▸ **SELECTED PASSAGE**
════════════════
Today’s VERT Alert addresses the Microsoft May 2017 Security Updates. VERT is actively working on coverage for these vulnerabilities and expects to ship ASPL-724 on Wednesday, May 10th.
In-The-Wild & Disclosed CVEs
CVE-2017-0290
Also known as Microsoft Security Advisory 4022344, this is a code execution in the Microsoft Malware Protection Engine that occurs when scanning a specially crafted file. Successful exploitation leads to code execution in the context of the LocalSystem account. While the MSRC Security Guidance for this vulnerability says that it has not been publicly disclosed or exploited, technical details, including a proof of concept, can be found in the Google Project Zero bug tracker. Microsoft has rated this as a 2 on the Exploitability Index (Exploitation Less Likely)
CVE-2017-0064
This vulnerability, which has been publicly disclosed, allows content loaded in Internet Explorer to bypass the Mixed Content warnings that alert users to the mixing of unsecure content with secure content. Internet Explorer versions 9, 10, and 11 are affected. Microsoft has rated this as a 2 on the Exploitability Index (Exploitation Less Likely)
CVE-2017-0222
The second Internet Explorer vulnerability in the list today, this one has not been publicly disclosed but is being reported as actively exploited. Successful exploitation of this vulnerability can lead to code execution in the context of the current user. Internet Explorer versions 10 and 11 are affected. Microsoft has rated this as a 0 on the Exploitability Index (Exploitation Detected)
CVE-2017-0241
After two Internet Explorer vulnerabilities, it makes sense to see Edge in the list as well. This vulnerability allows domain-less pages to load in the Intranet Zone, accessing functionality that is typically restricted from the Internet Zone. Microsoft’s Exploitability Assessment is interesting for this vulnerability; Exploitation has been detected but it is not labeled as Exploited, only as Publicly Disclosed. Microsoft has rated this as a 0 on the Exploitability Index (Exploitation Detected)
════════════════
Document layout analysis data:
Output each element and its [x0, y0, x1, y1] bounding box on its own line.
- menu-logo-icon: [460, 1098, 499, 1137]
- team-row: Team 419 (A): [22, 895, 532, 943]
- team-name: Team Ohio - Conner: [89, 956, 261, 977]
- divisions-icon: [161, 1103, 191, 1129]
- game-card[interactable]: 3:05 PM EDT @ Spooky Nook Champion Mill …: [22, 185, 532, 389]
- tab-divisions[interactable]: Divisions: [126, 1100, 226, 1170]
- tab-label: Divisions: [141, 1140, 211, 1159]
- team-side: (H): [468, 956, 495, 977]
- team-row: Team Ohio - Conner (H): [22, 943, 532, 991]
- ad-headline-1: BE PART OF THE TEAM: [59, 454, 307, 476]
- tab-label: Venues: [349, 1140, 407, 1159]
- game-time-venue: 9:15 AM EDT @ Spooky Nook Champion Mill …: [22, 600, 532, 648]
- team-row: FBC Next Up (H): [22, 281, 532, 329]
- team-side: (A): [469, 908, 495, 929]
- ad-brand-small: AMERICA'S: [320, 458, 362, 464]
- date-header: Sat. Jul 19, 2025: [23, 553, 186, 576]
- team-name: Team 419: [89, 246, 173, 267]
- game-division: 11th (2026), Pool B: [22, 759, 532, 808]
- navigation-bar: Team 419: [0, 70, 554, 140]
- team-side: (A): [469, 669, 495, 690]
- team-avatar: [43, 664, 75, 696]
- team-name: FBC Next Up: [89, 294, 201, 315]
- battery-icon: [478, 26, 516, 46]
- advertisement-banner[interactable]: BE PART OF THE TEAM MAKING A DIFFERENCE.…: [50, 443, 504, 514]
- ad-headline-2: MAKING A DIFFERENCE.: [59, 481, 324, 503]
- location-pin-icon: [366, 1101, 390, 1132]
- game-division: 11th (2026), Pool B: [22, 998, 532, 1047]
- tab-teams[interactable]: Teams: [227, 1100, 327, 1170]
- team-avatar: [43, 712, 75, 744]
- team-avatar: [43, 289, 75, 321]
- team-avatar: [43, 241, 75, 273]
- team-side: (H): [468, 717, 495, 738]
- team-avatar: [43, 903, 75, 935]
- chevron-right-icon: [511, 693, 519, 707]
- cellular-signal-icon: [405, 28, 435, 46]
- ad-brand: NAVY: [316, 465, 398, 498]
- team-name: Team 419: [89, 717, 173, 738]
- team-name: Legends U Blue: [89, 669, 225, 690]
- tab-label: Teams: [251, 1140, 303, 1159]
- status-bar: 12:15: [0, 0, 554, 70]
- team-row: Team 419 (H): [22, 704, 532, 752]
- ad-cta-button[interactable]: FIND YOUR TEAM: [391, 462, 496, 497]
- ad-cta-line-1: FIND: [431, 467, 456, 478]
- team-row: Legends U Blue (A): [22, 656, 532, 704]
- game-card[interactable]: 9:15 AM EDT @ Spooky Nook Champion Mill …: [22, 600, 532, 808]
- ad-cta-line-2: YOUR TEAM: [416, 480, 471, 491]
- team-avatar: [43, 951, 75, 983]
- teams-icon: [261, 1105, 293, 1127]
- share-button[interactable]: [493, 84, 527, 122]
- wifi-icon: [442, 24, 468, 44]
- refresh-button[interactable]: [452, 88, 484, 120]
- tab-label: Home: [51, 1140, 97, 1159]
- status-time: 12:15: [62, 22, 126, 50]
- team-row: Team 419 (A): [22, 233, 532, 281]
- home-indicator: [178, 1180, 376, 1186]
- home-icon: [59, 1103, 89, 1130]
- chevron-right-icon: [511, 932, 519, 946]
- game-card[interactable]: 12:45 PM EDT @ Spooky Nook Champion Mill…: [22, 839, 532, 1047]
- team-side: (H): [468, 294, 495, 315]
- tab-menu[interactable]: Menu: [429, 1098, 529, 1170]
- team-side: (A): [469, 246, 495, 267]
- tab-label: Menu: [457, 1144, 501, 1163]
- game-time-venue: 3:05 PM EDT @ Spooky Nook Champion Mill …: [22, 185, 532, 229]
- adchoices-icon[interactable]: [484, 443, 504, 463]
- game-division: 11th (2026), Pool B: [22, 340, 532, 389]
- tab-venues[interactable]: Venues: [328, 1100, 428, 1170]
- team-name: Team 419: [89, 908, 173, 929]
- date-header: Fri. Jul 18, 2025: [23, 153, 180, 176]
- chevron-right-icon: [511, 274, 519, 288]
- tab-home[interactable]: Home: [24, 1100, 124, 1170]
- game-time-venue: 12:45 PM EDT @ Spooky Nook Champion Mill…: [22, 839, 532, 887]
════════════════
▸ **EXERCISE REQUIREMENTS**
1. List every CVE identifier named in the VERT Alert.
2. According to the VERT Alert, which Internet Explorer versions does CVE-2017-0222 affect?
3. Reproduce the VERT Alert word for word from "Today’s VERT Alert" to "Wednesday, May 10th.".

▸ **ANSWERS FOR THE TASKS**
1. CVE-2017-0290, CVE-2017-0064, CVE-2017-0222, CVE-2017-0241

2. Internet Explorer versions 10 and 11.

3.
Today’s VERT Alert addresses the Microsoft May 2017 Security Updates. VERT is actively working on coverage for these vulnerabilities and expects to ship ASPL-724 on Wednesday, May 10th.